━━ BLOK TEKS ━━
Pada dasarnya ketentuan berupa undang-undang merupakan tonggak arahan yang diperlukan untuk mendorong dan melindungi kegiatan dalam menghasilkan varietas tanaman yang memiliki sifat unggul. Para pihak yang bergerak dalam kegiatan pemuliaan membutuhkan satu pengaturan khusus yang dapat memberikan jaminan dan perlindungan hukum secara jelas dan tegas. Perlindungan dimaksud berupa pengakuan hak atas kekayaan intelektual bagi hasil invensi berupa varietas baru tanaman.
Ketentuan internasional yang melindungi varietas baru tanaman adalah International Convention for The Protection of New Varieties of Plants (UPOV Convention) yang dibentuk untuk melindungi hak pemulia (breeder’s rights). Pembentukan Undang Undang Nomor 29 Tahun 2000 Tentang Perlindungan Varietas Tanaman (UU PVT) banyak mengadopsi UPOV Convention.
2.2. Pentingnya Kemandirian dan Kreatifitas Petani
Pembangunan pertanian selama ini lebih didominasi Pemerintah, baik di pusat maupun di daerah. Petani lebih diperankan sebagai pelaksana kebijakan Pemerintah dan obyek pembangunan, bukan subyek pembangunan. Pembangunan pertanian yang didominasi Pemerintah tidak sesuai prinsip pertanian kerakyatan yang bertumpu pada kemampuan dan kemandirian petani. Kemandirian petani diperlukan agar visi dan misi pertanian berkelanjutan dapat tercapai demi menjamin pemenuhan dan pemuasan kebutuhan manusia secara berkelanjutan bagi generasi kini dan mendatang. Kemandirian mendo-rong kreativitas petani hingga terwujud pertanian yang maju, efisien dan tangguh.
Menurut F. Rahardi, petani di negara tetangga yakni Malaysia, Thailand, Filipina, lebih mandiri karena mampu membentuk kelompok, koperasi dan asosiasi yang terorganisir sesuai jenis komoditasnya. Kurangnya kemandirian petani Indonesia disebabkan faktor kemiskinan dan tingkat pendidikan yang rendah. Menurut James C. Scott petani miskin sering tidak berani mengambil resiko karena jika salah akan berakibat fatal bagi keluarganya. Pendapat ini dibantah Prof. Dr. Kabul Santoso yang mengatakan bahwa petani tembakau di Jember terbukti berani menghadapi resiko, dan bahkan sudah terbiasa menjalin kemitraan usaha dengan perusahaan besar.
Ketegaran sektor agribisnis terlihat dari kemampuannya tetap tumbuh sebesar 0,22 persen saat krisis ekonomi 1998, sementara perekonomian nasional secara agregat mengalami kontraksi hebat hingga minus 13,7 persen. Kejadian ini menurunkan penyerapan tenaga kerja nasional 2,13 persen (6.429.500 orang), di lain pihak sektor agribisnis justru mampu meningkatkan penyerapan tenaga kerja 432.350 orang.
━━━
━━ INFORMASI YANG DISEDIAKAN ━━
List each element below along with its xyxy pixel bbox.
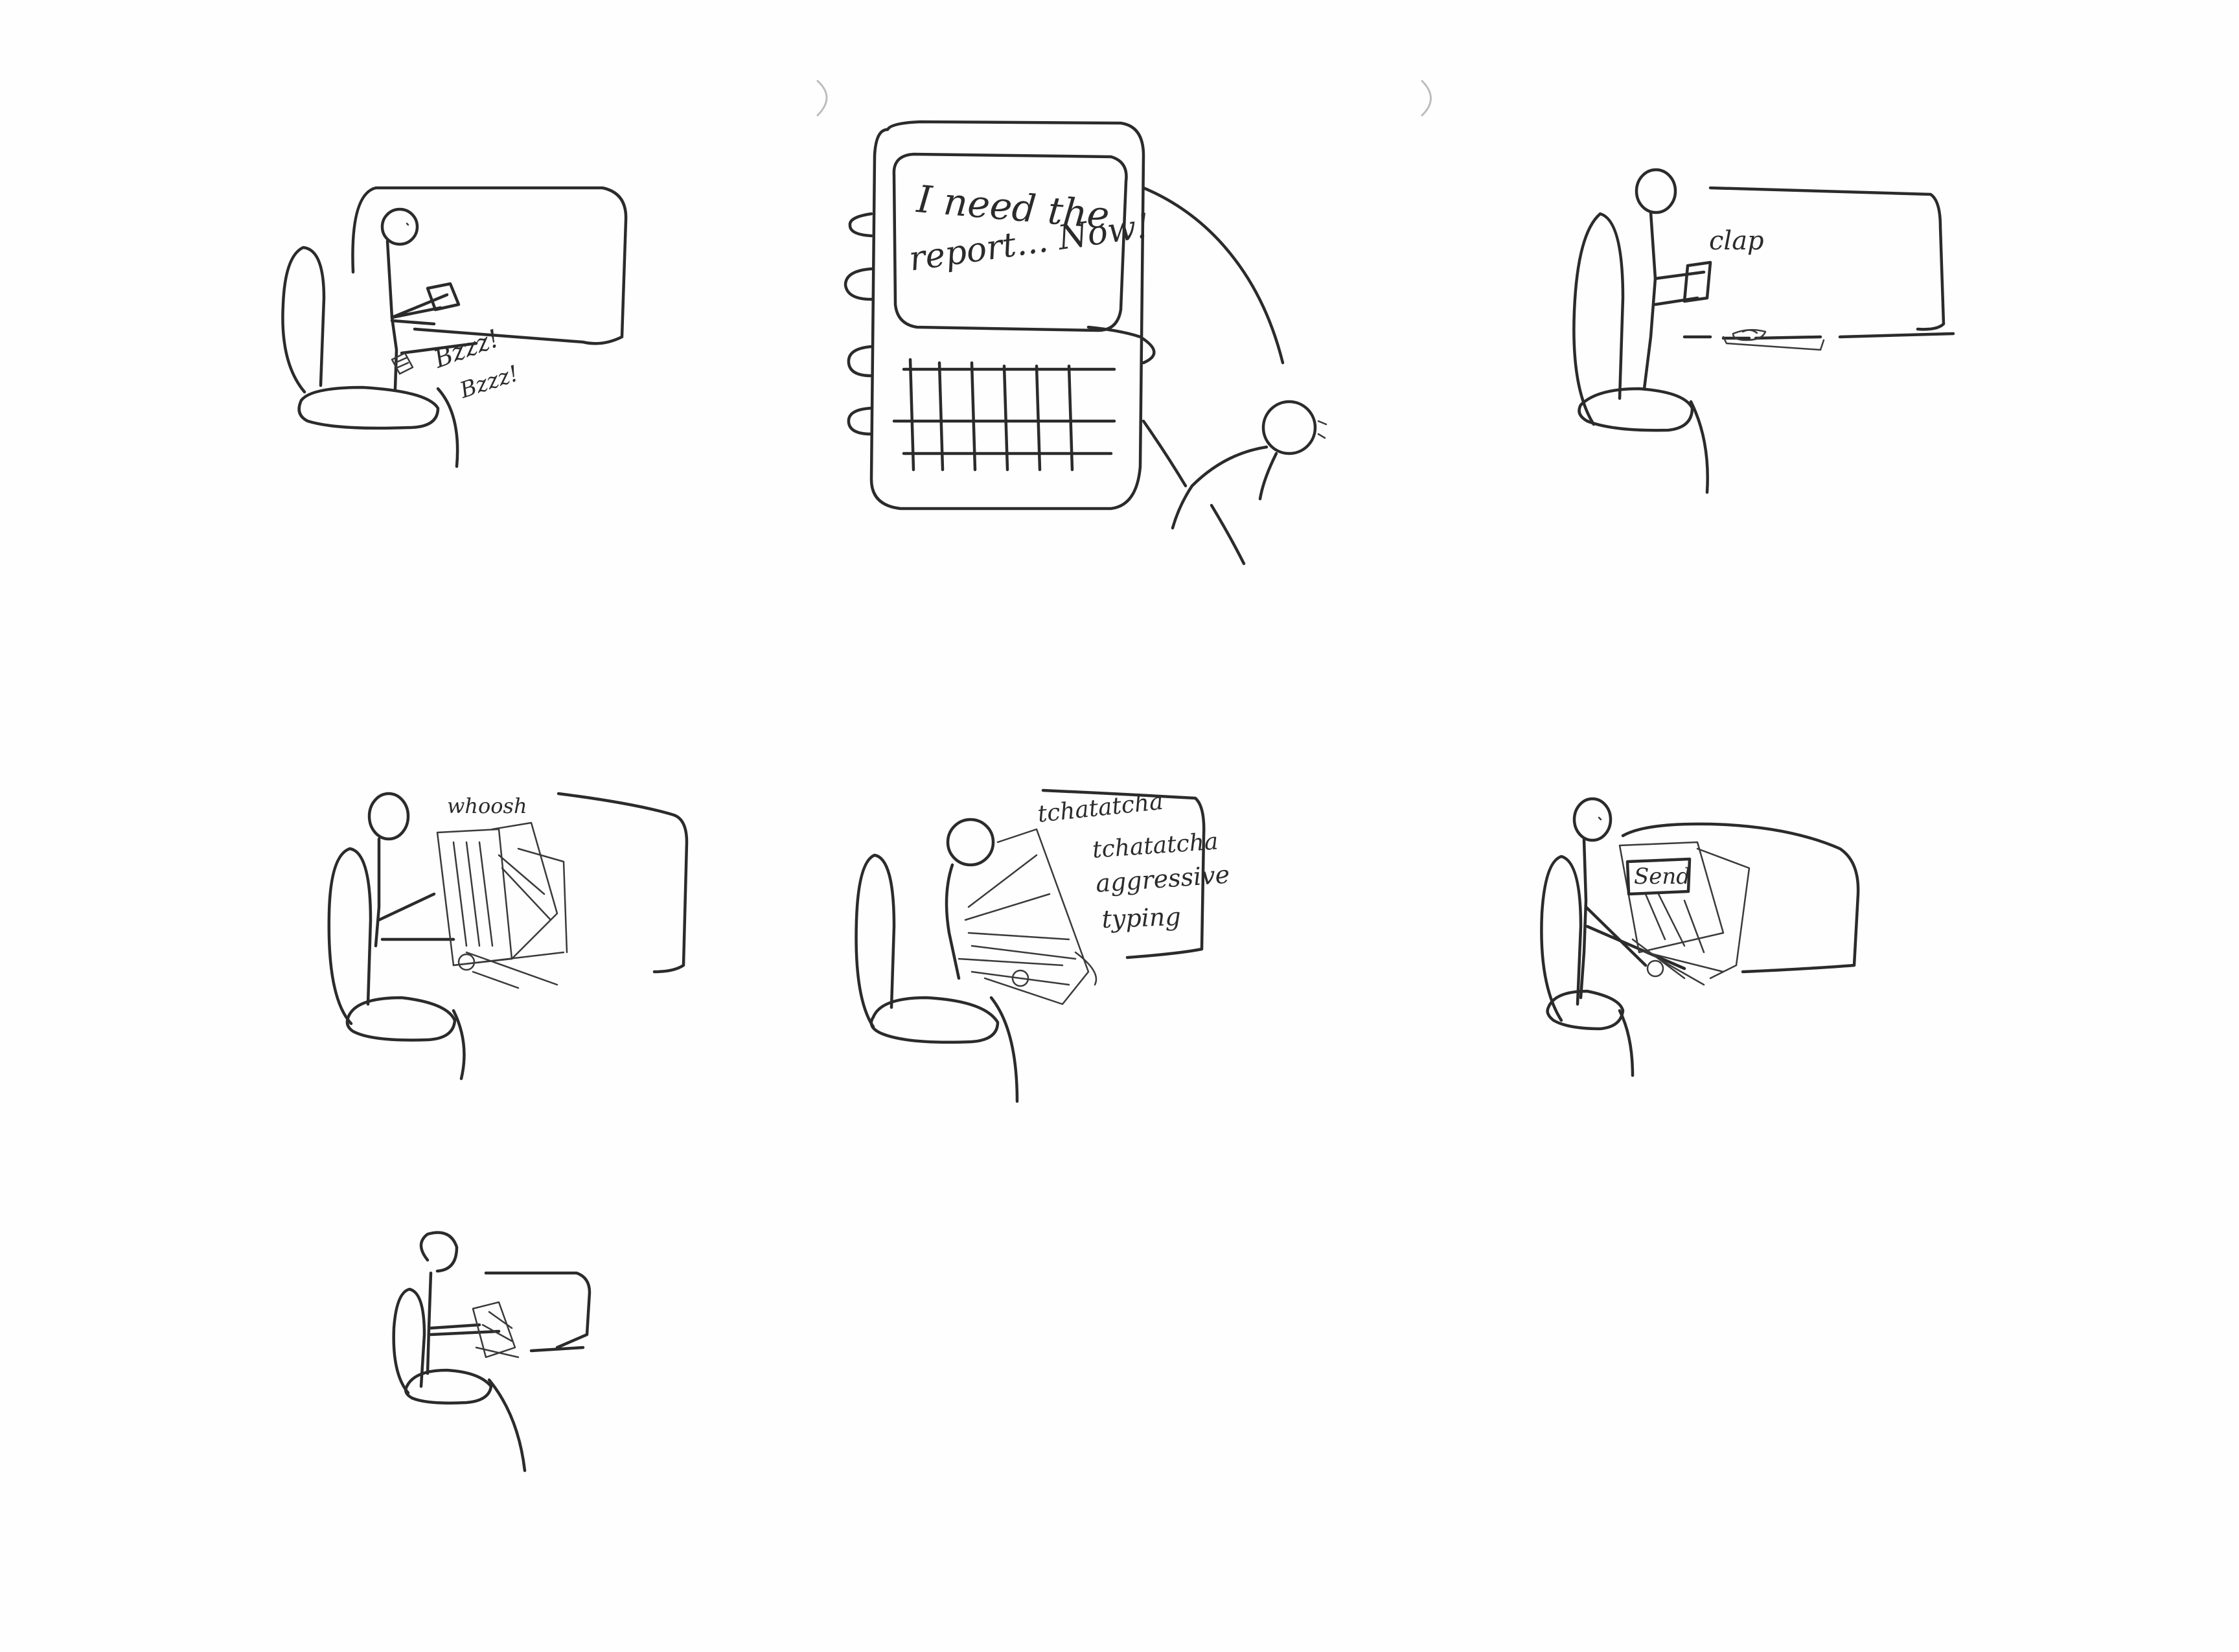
panel-3-monitor xyxy=(1708,186,1946,331)
panel-4-laptop xyxy=(436,821,568,989)
panel-7-laptop xyxy=(472,1301,520,1359)
panel-2-phone-keyboard xyxy=(892,358,1116,472)
panel-4-chair-seat xyxy=(345,996,457,1042)
panel-3-person-head xyxy=(1635,168,1677,214)
panel-6 xyxy=(1540,797,1860,1077)
panel-4-chair-back xyxy=(327,847,373,1026)
panel-6-chair-seat xyxy=(1546,989,1625,1031)
panel-4-caption-whoosh: whoosh xyxy=(447,794,527,818)
panel-7 xyxy=(392,1231,591,1473)
panel-3-chair-seat xyxy=(1578,387,1694,432)
panel-3-desk xyxy=(1682,332,1955,340)
panel-5-caption-4: typing xyxy=(1101,902,1182,934)
panel-3-chair-back xyxy=(1572,212,1625,426)
panel-1 xyxy=(281,186,628,468)
panel-1-chair-back xyxy=(281,246,326,394)
panel-2-person-head xyxy=(1261,400,1317,455)
panel-6-person-head xyxy=(1572,797,1613,842)
panel-7-chair-seat xyxy=(404,1368,493,1405)
panel-7-monitor xyxy=(484,1271,591,1353)
panel-3 xyxy=(1572,168,1955,494)
panel-7-chair-back xyxy=(392,1287,426,1395)
panel-4 xyxy=(327,792,689,1081)
panel-4-person-head xyxy=(367,792,410,841)
panel-1-chair-seat xyxy=(297,385,440,430)
panel-7-person-head xyxy=(419,1231,459,1273)
panel-4-monitor xyxy=(557,792,689,974)
panel-1-person-head xyxy=(380,207,419,246)
storyboard-sheet: Bzzz! Bzzz! I need the report... Now! cl… xyxy=(0,0,2239,1652)
panel-6-monitor xyxy=(1621,822,1860,974)
panel-6-send-label: Send xyxy=(1634,864,1691,889)
panel-3-caption-clap: clap xyxy=(1709,226,1764,256)
panel-5-laptop xyxy=(958,828,1097,1005)
hole-punch-marks xyxy=(816,80,1432,117)
panel-5-person-head xyxy=(946,818,995,867)
panel-5-chair-back xyxy=(855,853,896,1029)
panel-3-phone xyxy=(1682,260,1712,303)
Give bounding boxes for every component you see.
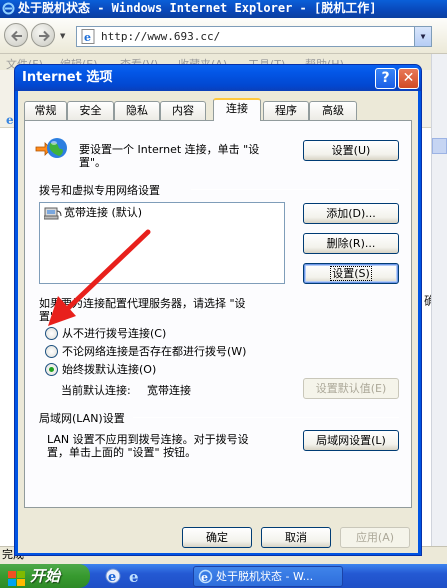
━━━
* **HAL YANG DIHARAPKAN**
Lanjutkan teks tentang perlindungan varietas tanaman dan kemandirian petani mulai setelah kalimat terakhirnya.

* **JAWABAN TERTULIS**
Bung Karno menyatakan, kemiskinan bukan hanya disebabkan kekurangan sandang pangan tapi juga karena miskin pengetahuan dan kesadaran. Kesejahteraan utuh hanya dapat dicapai bila manusia Indonesia sehat mental-emosional, dan sejahtera jiwanya. Sambil mengutip Swami Vivekananda, Bung Karno berkata : “Kita sudah menangis cukup lama, jangan menangis lagi, belajar hidup mandiri, dan jadilah satria sejati !”.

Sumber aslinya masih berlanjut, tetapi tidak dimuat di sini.